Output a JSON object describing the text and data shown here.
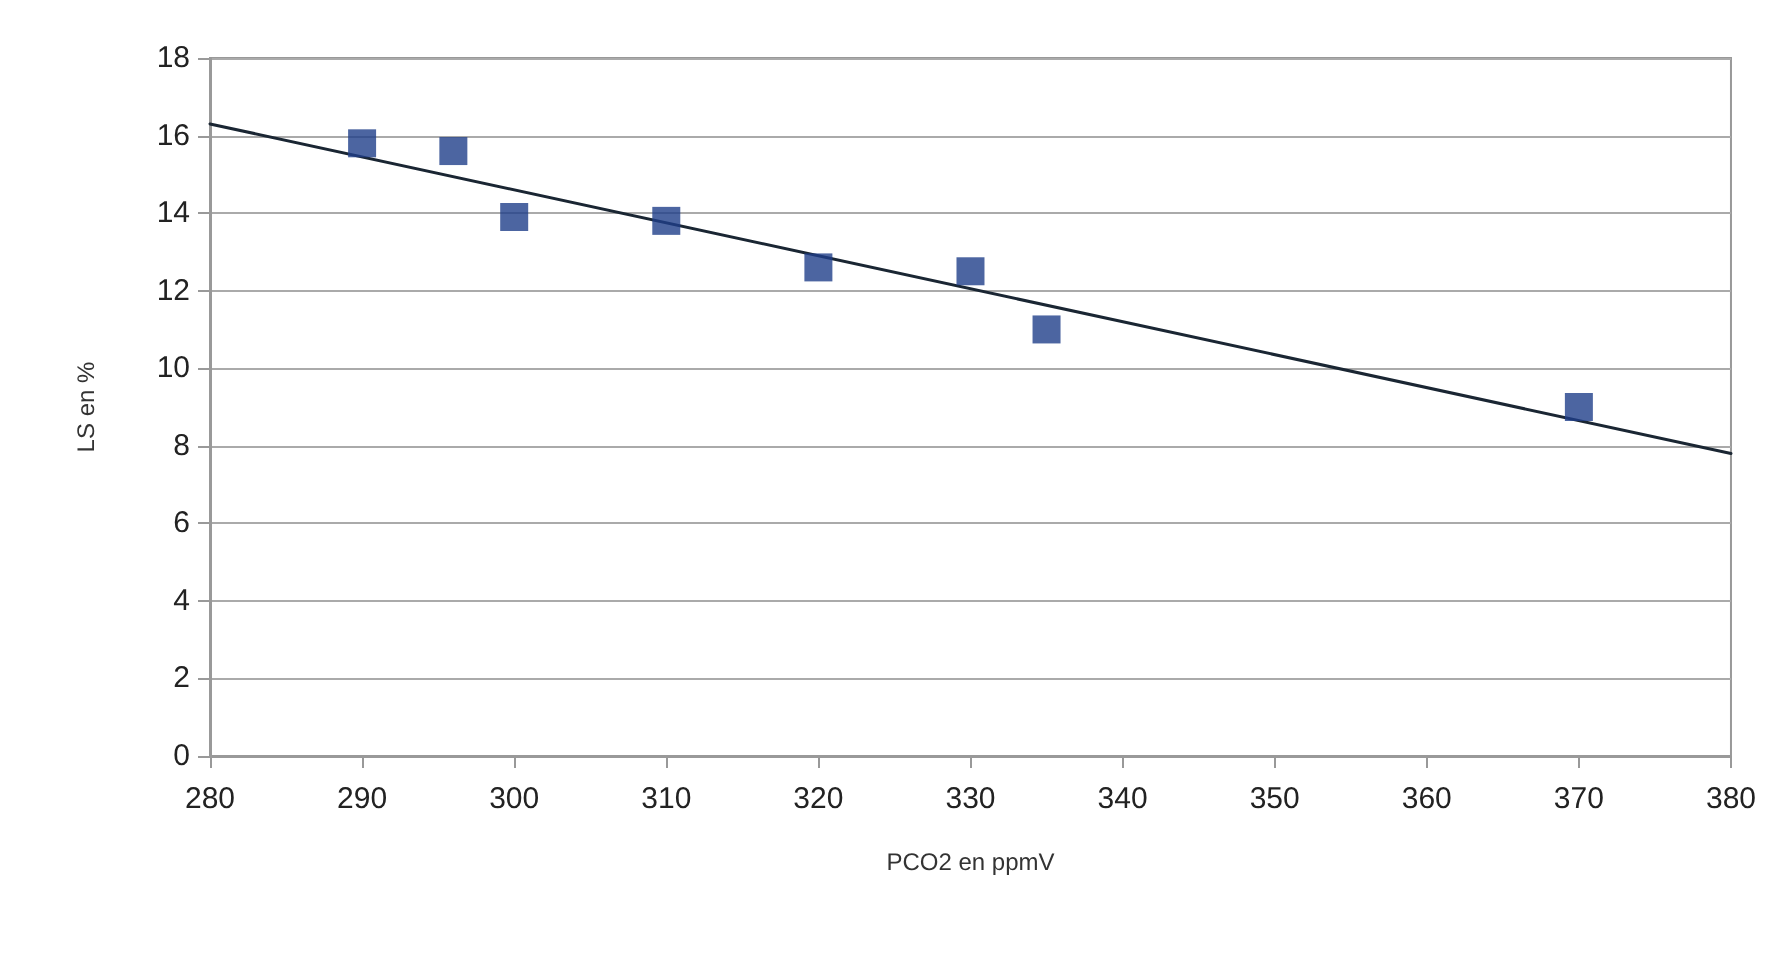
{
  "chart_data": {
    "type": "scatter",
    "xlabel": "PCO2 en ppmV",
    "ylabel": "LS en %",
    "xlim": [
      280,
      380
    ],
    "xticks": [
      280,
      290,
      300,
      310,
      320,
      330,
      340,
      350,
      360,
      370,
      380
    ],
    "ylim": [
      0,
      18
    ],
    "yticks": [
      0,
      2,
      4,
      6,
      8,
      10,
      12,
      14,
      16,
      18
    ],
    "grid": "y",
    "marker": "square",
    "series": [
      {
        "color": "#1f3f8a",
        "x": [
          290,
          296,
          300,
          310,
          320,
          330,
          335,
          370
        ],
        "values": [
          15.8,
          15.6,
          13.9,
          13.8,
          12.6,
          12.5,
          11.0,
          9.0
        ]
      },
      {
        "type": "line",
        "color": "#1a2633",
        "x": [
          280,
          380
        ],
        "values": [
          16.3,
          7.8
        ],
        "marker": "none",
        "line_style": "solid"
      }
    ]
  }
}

══════

Exercise instructions ::
From the data above, write out everything exactly except the pictures.

Solution ::
Output a JSON object describing the text and data shown here.
{
  "chart_data": {
    "type": "scatter",
    "xlabel": "PCO2 en ppmV",
    "ylabel": "LS en %",
    "xlim": [
      280,
      380
    ],
    "xticks": [
      280,
      290,
      300,
      310,
      320,
      330,
      340,
      350,
      360,
      370,
      380
    ],
    "ylim": [
      0,
      18
    ],
    "yticks": [
      0,
      2,
      4,
      6,
      8,
      10,
      12,
      14,
      16,
      18
    ],
    "grid": "y",
    "marker": "square",
    "series": [
      {
        "color": "#1f3f8a",
        "x": [
          290,
          296,
          300,
          310,
          320,
          330,
          335,
          370
        ],
        "values": [
          15.8,
          15.6,
          13.9,
          13.8,
          12.6,
          12.5,
          11.0,
          9.0
        ]
      },
      {
        "type": "line",
        "color": "#1a2633",
        "x": [
          280,
          380
        ],
        "values": [
          16.3,
          7.8
        ],
        "marker": "none",
        "line_style": "solid"
      }
    ]
  }
}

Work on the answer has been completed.